* _Problem_: Find each line with the word "Range" and copy it.

>>>

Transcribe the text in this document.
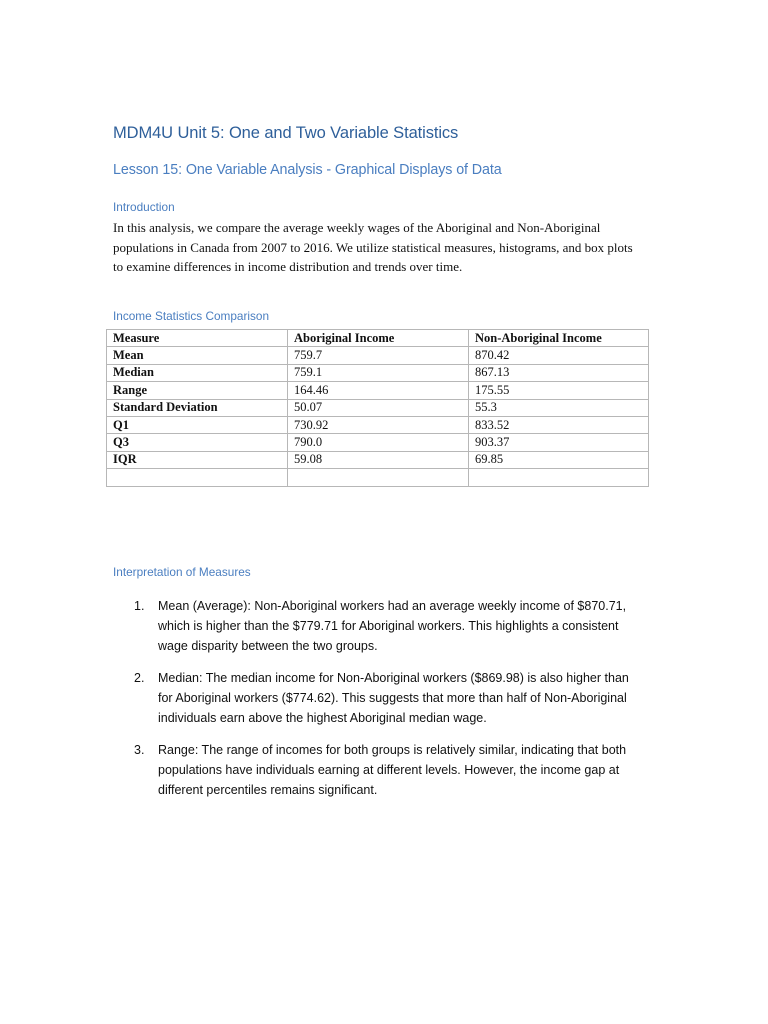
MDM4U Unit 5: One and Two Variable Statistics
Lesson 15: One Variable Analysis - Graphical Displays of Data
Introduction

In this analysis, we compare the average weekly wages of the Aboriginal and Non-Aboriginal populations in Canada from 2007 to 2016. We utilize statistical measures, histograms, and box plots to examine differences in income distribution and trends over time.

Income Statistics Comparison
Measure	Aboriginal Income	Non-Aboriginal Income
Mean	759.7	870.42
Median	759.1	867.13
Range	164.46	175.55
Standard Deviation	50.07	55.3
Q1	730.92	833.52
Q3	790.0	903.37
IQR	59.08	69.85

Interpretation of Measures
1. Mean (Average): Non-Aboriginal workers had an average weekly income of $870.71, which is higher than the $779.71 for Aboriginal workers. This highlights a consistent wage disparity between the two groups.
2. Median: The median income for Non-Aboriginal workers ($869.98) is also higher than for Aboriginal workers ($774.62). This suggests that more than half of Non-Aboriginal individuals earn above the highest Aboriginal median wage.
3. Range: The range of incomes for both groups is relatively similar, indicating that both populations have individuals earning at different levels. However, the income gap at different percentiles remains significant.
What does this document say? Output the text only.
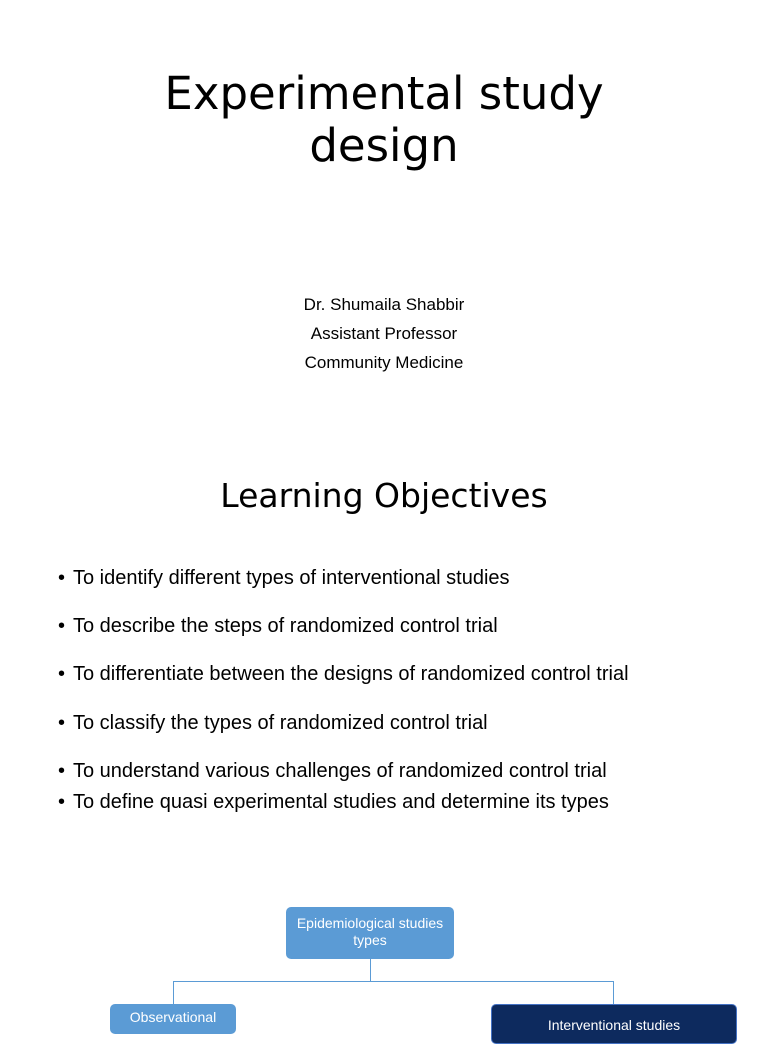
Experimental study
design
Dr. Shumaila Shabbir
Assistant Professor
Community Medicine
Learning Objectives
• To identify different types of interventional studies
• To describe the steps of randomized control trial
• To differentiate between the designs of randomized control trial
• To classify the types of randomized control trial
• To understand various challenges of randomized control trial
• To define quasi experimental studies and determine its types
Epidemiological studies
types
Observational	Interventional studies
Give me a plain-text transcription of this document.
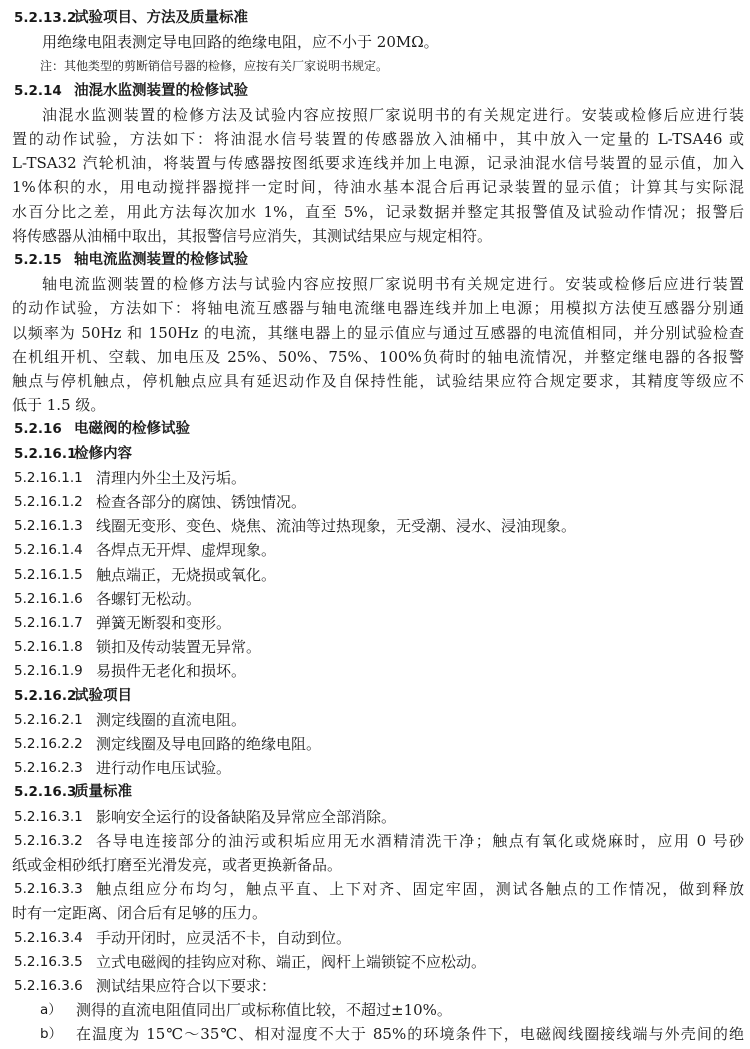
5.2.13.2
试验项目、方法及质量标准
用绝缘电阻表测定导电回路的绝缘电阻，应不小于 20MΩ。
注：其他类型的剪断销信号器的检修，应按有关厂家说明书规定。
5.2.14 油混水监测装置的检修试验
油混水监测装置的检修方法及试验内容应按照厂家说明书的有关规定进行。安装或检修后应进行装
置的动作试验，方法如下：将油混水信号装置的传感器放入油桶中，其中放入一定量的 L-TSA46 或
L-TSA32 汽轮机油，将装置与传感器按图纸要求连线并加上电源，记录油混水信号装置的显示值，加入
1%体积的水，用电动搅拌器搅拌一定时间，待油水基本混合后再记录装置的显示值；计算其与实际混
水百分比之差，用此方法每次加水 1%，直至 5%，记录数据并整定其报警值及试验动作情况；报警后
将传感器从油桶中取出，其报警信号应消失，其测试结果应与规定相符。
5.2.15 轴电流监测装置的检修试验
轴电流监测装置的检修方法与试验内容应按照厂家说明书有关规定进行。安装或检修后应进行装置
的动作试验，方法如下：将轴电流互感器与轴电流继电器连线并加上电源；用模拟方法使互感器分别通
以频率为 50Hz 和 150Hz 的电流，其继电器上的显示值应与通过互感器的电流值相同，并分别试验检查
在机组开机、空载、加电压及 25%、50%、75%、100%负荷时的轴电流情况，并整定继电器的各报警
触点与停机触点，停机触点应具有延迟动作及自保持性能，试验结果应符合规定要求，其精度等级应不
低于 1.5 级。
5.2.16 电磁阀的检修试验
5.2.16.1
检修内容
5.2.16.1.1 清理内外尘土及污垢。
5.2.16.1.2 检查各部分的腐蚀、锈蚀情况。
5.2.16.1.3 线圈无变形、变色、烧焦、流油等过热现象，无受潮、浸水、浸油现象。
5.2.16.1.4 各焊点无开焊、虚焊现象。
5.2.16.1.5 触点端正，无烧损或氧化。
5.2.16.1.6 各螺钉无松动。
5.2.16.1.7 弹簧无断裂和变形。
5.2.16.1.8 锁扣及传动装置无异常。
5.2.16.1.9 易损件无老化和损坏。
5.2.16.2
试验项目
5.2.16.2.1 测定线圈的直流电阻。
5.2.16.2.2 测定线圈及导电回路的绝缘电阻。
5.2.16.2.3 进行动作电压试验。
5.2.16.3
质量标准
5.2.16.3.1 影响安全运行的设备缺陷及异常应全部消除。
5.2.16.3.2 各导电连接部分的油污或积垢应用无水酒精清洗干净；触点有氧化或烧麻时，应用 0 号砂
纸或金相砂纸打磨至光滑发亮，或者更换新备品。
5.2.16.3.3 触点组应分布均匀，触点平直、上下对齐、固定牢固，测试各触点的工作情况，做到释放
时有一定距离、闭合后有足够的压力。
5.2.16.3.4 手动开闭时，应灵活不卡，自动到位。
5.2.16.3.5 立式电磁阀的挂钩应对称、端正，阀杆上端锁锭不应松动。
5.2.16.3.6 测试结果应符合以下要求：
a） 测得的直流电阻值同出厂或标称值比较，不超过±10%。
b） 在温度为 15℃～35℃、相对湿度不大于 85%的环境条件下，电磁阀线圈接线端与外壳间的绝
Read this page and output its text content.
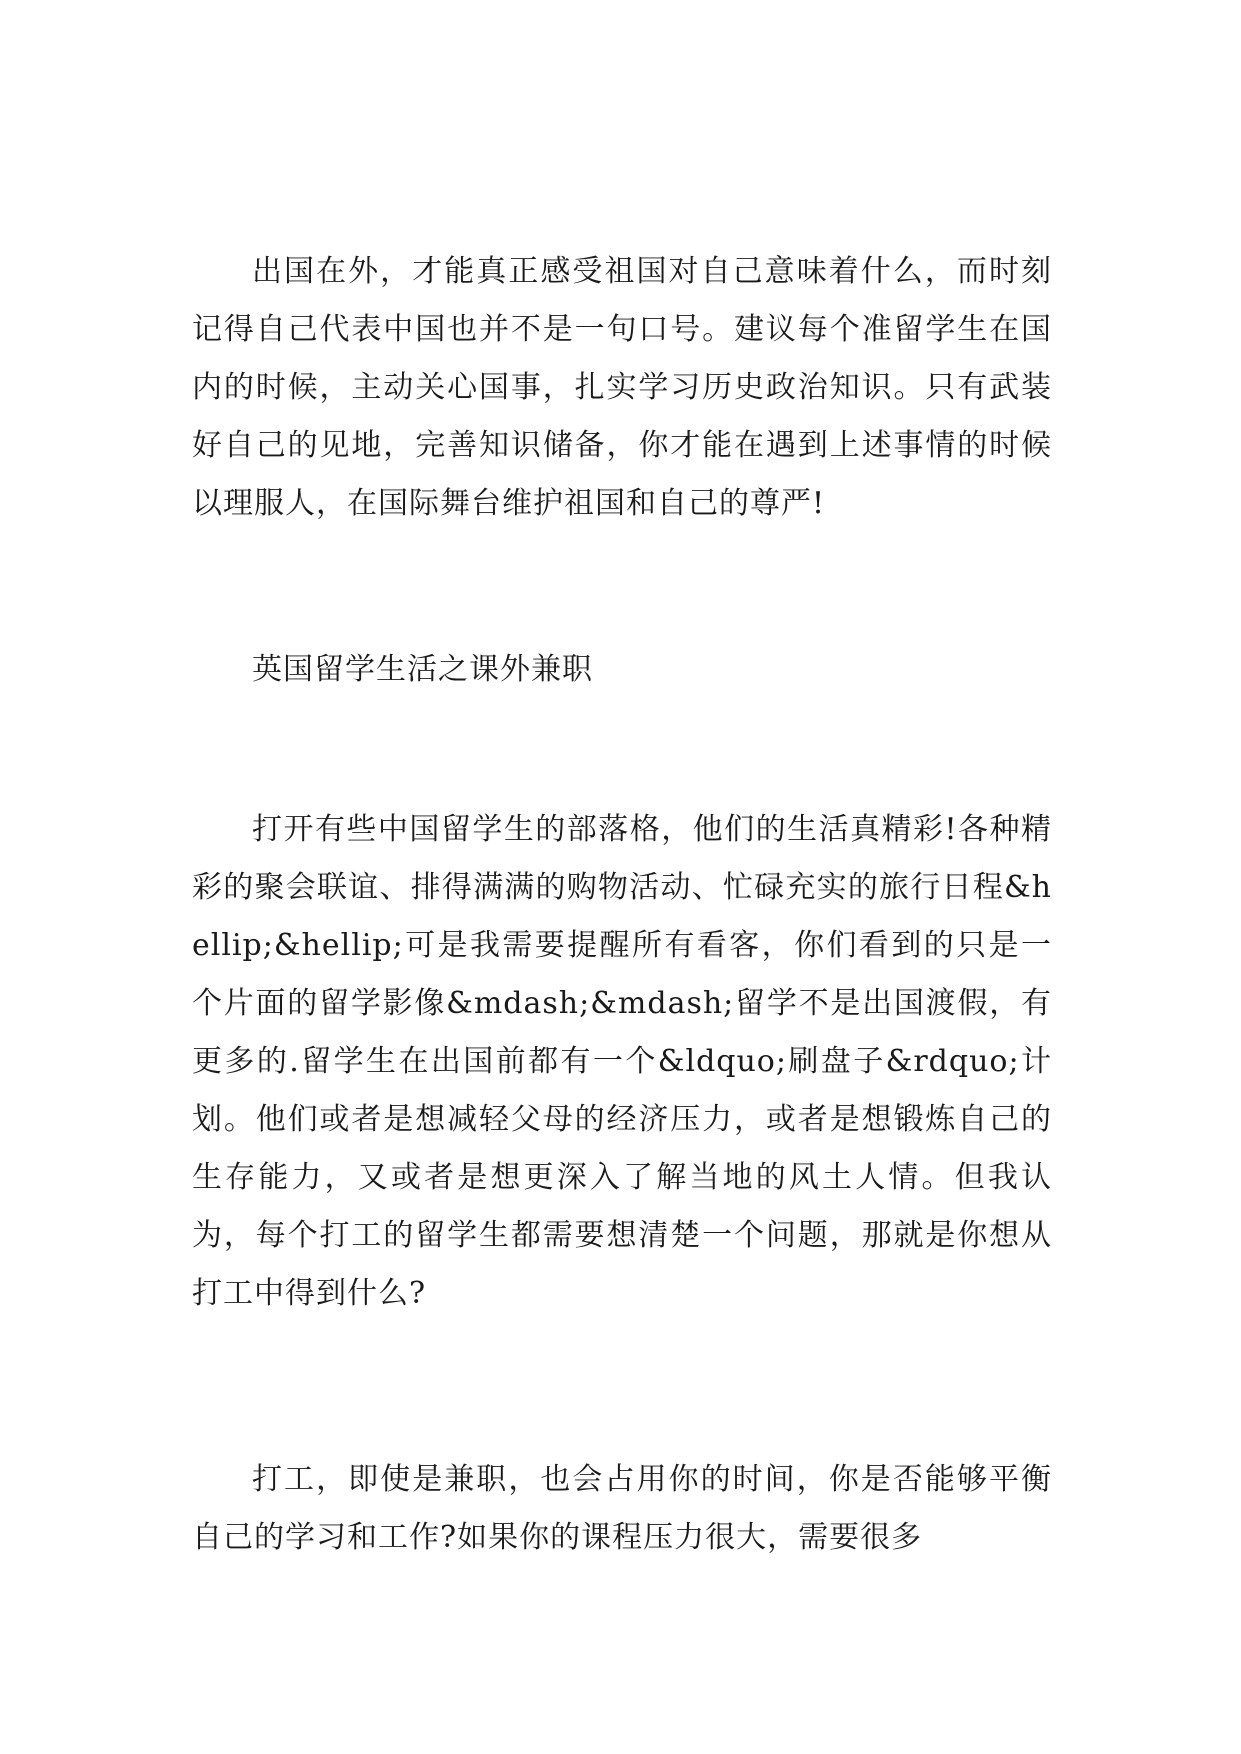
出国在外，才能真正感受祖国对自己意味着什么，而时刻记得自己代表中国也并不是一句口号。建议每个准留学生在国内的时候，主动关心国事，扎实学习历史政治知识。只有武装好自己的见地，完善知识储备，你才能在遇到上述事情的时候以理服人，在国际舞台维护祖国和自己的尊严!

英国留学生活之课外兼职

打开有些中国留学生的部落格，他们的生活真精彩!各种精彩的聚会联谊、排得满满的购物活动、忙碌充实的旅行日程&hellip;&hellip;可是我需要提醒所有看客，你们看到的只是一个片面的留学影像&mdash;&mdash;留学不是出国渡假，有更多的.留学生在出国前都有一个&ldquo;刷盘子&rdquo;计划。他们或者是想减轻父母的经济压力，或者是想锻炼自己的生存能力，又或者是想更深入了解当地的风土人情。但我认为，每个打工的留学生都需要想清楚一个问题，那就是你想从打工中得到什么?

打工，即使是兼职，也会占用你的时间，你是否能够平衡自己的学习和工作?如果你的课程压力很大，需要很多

<<<

* _Task response_:
Range	164.46	175.55
3. Range: The range of incomes for both groups is relatively similar, indicating that both populations have individuals earning at different levels. However, the income gap at different percentiles remains significant.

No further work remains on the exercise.